• **Job**
Quote the lines of the data starting at the line containing "field-cell-padding: Cell padding" and ending at the line containing "field-row-size: Width Height", reproducing each one character for character and including nothing else.
-- Start of Supplied records --
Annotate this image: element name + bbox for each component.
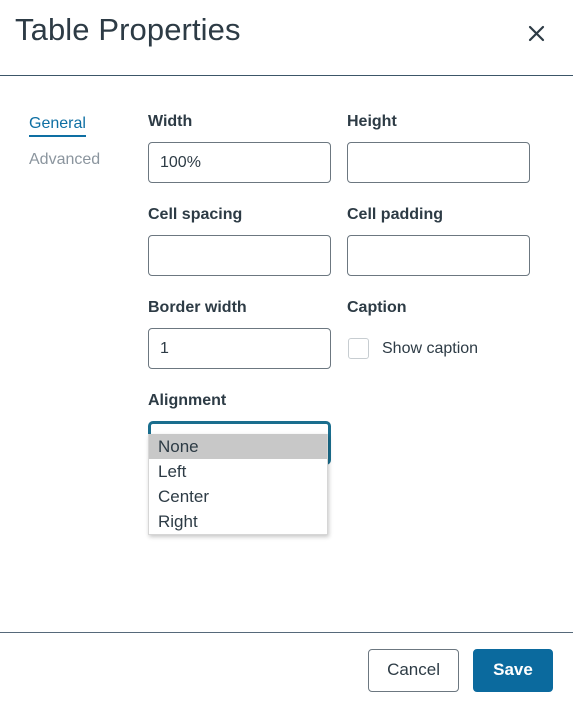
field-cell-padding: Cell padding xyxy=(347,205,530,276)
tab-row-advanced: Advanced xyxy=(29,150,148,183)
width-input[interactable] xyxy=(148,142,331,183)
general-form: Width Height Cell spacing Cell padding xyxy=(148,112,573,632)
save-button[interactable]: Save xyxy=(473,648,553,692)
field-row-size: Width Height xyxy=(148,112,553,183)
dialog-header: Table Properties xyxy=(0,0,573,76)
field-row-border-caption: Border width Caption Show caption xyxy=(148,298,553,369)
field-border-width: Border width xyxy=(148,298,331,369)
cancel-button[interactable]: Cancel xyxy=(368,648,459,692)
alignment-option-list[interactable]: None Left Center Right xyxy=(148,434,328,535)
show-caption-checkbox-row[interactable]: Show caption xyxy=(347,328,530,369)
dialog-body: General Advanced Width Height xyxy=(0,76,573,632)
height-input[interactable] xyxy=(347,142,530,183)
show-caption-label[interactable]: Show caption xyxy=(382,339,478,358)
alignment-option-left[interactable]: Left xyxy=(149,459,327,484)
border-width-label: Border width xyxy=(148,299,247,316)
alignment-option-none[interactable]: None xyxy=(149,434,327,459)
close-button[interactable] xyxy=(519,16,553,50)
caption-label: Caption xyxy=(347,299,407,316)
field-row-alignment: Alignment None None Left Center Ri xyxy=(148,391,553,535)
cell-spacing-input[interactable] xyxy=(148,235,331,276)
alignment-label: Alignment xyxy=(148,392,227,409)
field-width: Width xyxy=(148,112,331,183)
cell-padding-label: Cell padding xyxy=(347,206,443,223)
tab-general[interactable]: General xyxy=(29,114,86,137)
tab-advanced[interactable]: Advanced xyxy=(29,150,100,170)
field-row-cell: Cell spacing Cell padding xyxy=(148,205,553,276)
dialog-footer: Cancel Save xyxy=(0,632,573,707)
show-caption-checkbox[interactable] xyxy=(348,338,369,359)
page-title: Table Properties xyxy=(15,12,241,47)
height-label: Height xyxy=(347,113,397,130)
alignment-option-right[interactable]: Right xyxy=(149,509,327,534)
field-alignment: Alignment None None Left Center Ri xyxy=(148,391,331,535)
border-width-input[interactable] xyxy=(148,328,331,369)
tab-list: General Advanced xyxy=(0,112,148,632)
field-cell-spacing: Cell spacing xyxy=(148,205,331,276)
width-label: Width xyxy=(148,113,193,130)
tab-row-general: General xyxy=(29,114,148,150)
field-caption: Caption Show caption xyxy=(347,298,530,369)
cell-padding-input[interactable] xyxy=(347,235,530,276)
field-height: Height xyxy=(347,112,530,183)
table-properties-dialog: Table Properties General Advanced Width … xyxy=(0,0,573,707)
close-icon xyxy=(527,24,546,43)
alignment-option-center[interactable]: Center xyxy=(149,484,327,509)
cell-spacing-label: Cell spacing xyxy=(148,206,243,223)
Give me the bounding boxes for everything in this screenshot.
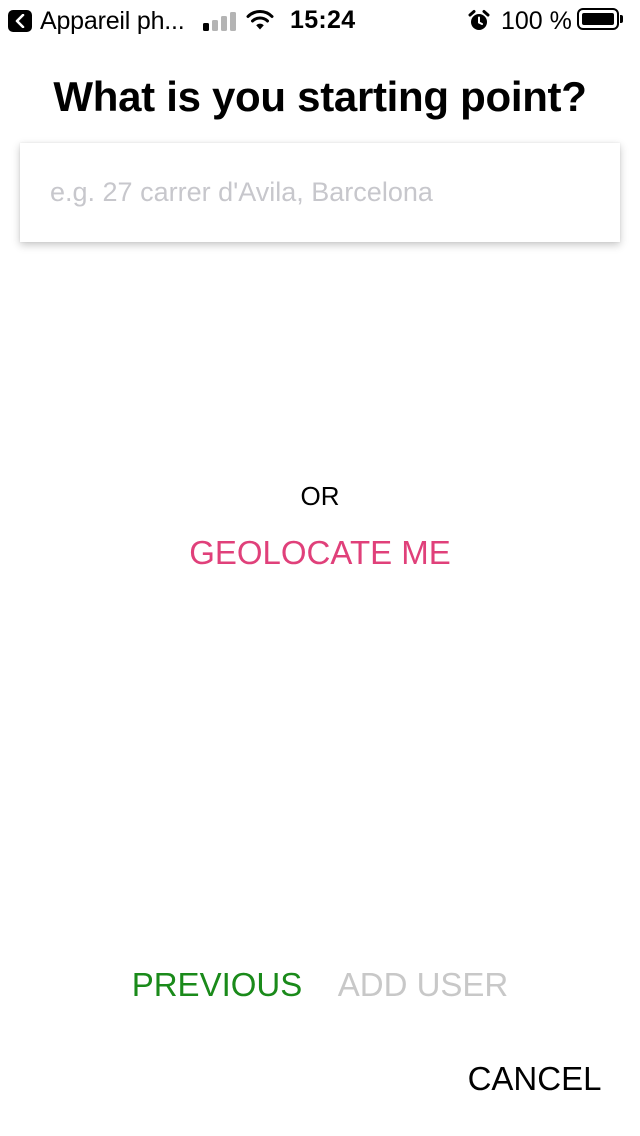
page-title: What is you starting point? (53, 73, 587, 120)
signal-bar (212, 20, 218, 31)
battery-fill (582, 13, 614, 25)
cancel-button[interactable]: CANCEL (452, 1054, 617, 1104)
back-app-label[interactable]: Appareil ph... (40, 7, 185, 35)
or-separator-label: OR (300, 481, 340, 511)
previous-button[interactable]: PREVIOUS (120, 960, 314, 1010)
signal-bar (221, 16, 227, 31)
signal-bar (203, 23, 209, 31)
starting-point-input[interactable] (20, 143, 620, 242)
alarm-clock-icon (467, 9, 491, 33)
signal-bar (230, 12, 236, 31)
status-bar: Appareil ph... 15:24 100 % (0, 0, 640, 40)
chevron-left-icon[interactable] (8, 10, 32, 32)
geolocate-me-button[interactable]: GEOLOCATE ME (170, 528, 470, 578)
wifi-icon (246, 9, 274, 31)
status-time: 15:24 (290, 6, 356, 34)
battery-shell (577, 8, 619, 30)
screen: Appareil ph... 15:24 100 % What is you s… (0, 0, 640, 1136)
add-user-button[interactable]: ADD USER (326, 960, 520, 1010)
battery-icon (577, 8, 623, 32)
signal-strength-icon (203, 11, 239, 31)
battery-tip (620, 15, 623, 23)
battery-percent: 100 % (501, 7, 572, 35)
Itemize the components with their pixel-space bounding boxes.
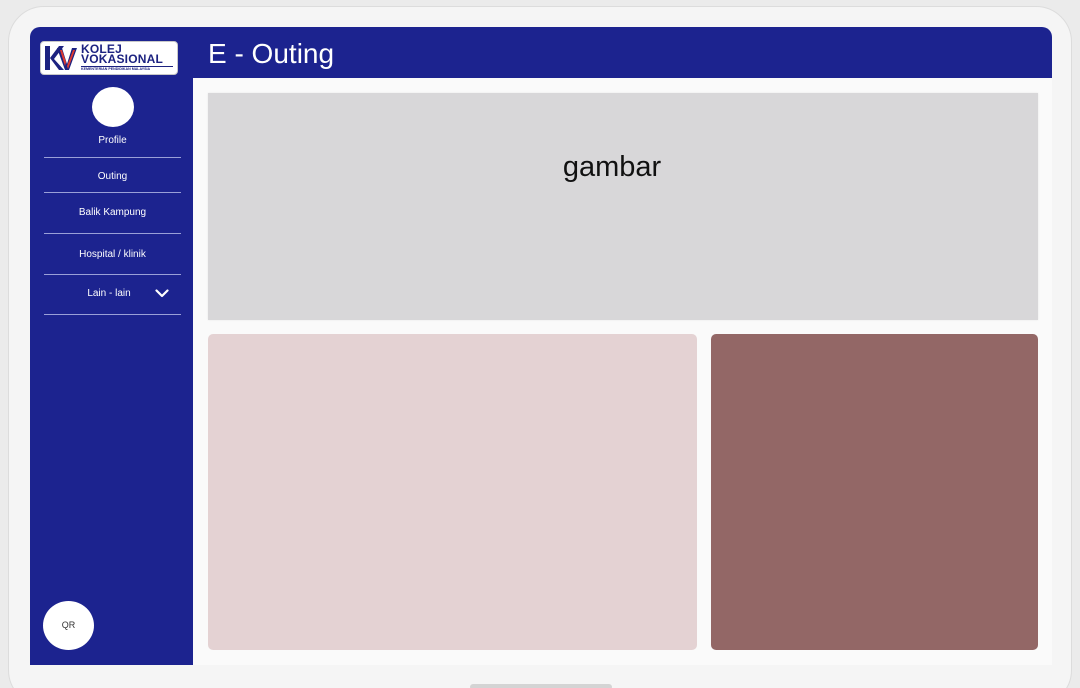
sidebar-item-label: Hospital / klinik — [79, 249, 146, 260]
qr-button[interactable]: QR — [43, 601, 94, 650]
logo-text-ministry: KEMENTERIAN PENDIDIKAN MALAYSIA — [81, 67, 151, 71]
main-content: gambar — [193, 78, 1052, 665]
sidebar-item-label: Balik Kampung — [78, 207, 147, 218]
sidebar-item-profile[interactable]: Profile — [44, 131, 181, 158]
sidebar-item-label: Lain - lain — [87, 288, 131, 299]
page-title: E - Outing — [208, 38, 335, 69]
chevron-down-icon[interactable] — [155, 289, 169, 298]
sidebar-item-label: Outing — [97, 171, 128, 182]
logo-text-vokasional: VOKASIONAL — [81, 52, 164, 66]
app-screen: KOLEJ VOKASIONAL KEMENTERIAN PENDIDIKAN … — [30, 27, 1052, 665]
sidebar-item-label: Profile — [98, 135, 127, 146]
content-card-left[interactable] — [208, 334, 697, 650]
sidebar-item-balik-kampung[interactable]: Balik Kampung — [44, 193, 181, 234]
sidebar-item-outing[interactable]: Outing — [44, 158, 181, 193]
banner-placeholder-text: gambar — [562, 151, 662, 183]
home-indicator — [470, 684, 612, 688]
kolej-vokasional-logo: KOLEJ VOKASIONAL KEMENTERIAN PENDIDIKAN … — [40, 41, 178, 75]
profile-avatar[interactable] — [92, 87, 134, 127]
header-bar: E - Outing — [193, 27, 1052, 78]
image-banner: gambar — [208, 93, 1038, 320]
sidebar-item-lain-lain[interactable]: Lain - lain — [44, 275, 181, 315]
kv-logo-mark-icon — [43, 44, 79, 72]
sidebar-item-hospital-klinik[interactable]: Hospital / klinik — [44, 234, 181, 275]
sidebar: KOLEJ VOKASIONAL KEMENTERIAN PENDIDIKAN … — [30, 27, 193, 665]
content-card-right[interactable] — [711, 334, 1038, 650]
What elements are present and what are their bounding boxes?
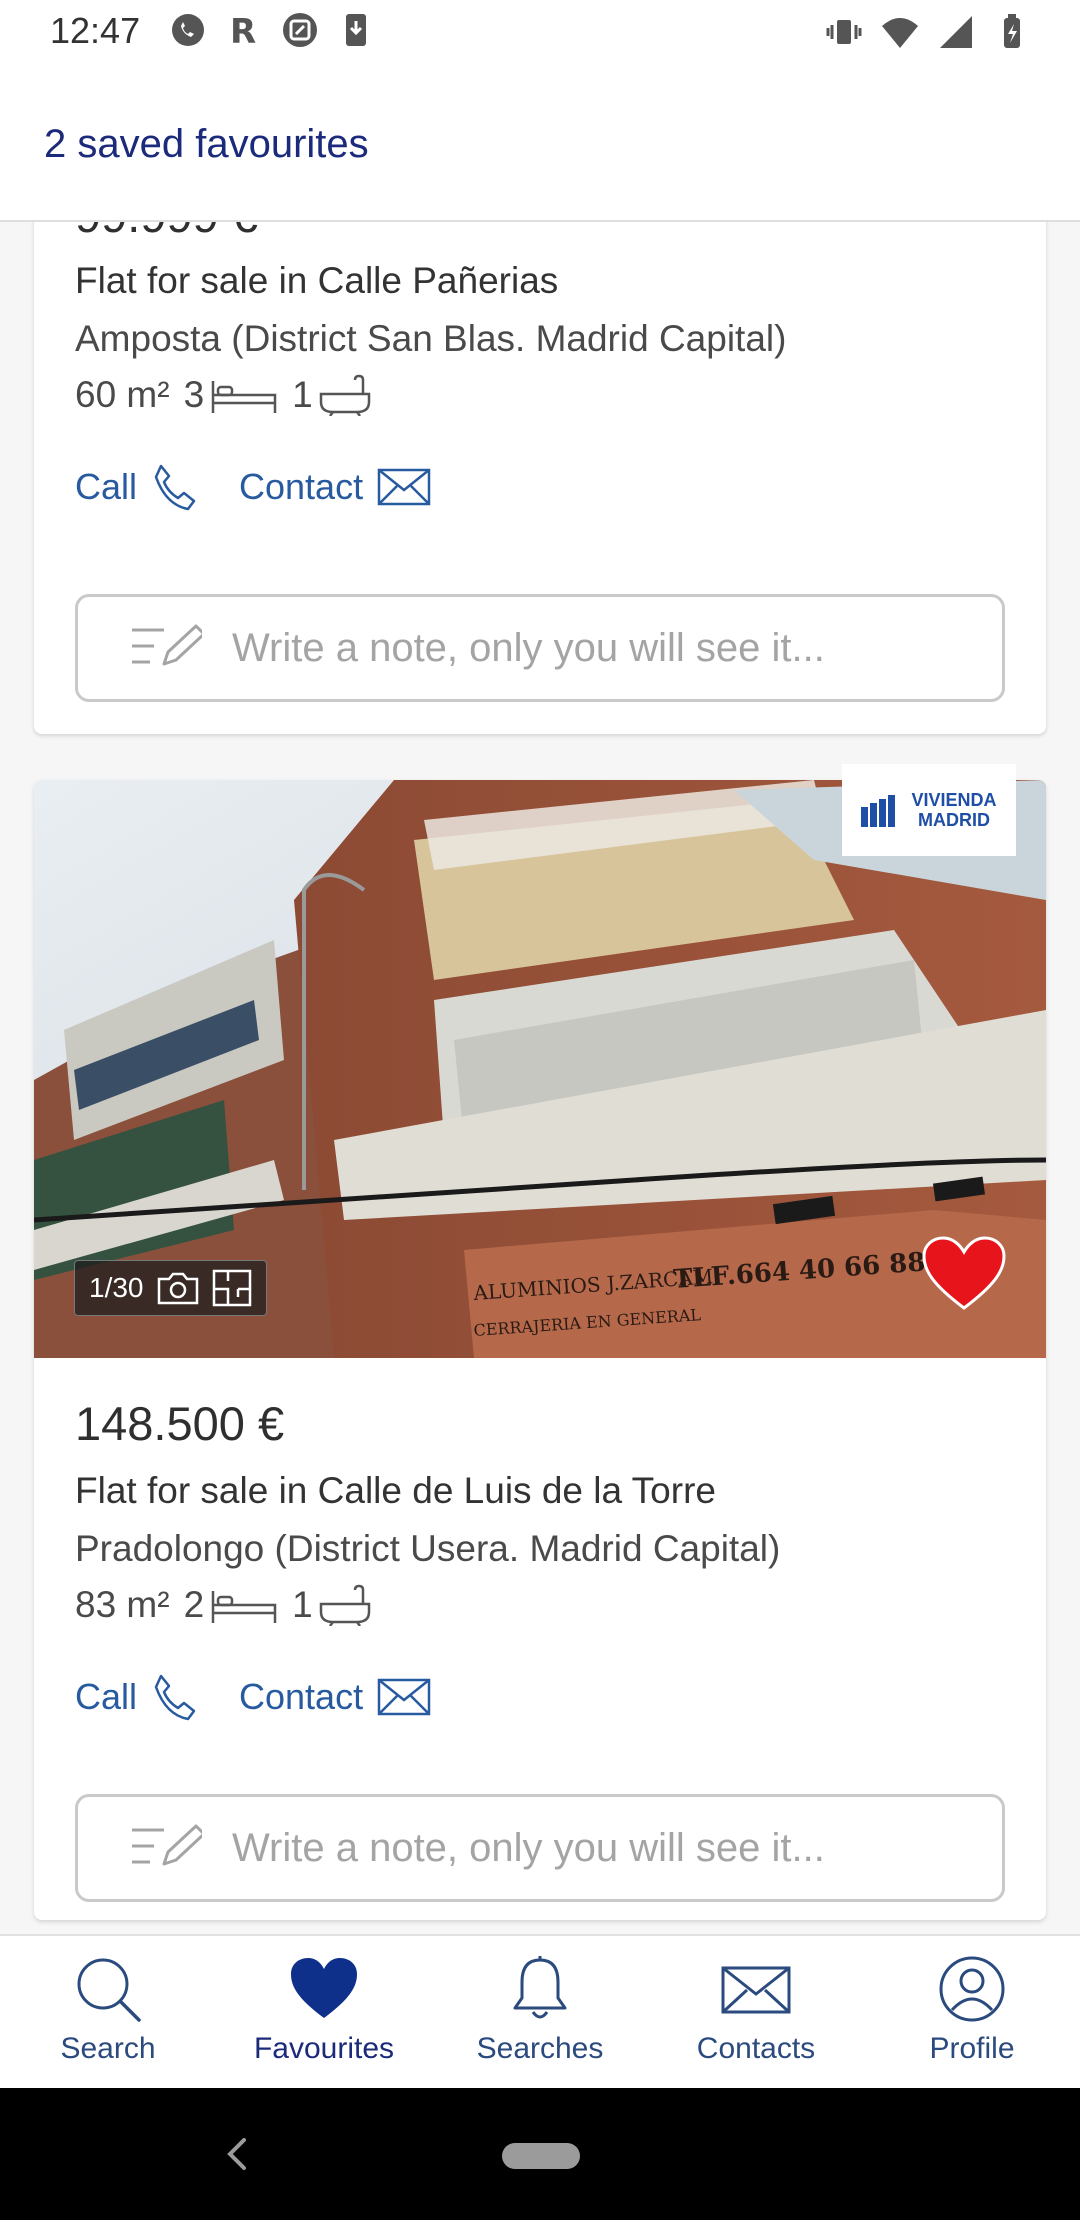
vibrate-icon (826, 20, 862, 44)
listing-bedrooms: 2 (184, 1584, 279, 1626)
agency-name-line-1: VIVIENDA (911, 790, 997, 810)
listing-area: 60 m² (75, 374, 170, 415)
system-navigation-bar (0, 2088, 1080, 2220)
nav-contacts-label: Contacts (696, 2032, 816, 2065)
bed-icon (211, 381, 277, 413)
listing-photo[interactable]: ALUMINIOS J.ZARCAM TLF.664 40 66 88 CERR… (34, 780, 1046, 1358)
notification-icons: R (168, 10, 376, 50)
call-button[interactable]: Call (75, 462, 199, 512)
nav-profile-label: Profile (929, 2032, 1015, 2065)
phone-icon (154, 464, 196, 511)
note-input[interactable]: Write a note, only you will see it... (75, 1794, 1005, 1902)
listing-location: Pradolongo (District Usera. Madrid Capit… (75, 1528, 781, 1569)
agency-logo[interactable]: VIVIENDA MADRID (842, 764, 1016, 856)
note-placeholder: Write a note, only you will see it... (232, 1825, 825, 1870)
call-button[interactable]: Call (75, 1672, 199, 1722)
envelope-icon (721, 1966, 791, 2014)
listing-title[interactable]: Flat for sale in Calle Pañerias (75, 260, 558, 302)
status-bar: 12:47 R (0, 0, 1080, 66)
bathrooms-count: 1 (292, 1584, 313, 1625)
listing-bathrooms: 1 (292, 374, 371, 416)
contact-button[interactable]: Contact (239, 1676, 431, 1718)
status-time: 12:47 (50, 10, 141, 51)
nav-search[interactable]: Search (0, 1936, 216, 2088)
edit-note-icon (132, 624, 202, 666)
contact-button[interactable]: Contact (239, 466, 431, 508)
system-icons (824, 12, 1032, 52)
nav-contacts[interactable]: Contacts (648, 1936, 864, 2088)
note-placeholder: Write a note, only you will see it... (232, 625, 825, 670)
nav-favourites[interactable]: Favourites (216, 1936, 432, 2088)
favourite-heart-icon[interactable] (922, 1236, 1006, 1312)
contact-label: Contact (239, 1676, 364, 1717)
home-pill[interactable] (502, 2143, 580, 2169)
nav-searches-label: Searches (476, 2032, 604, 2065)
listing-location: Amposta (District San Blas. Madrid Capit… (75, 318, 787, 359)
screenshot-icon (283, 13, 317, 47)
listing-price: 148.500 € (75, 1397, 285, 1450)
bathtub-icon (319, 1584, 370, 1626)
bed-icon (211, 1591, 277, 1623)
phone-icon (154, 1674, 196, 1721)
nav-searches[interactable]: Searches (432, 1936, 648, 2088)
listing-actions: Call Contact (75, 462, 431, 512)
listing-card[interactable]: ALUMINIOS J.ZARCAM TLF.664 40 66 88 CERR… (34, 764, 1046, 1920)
-- End of Supplied records --
• **Answer to this problem**
field-cell-padding: Cell padding xyxy=(347,205,530,276)
tab-row-advanced: Advanced xyxy=(29,150,148,183)
width-input[interactable] xyxy=(148,142,331,183)
general-form: Width Height Cell spacing Cell padding xyxy=(148,112,573,632)
save-button[interactable]: Save xyxy=(473,648,553,692)
field-row-size: Width Height xyxy=(148,112,553,183)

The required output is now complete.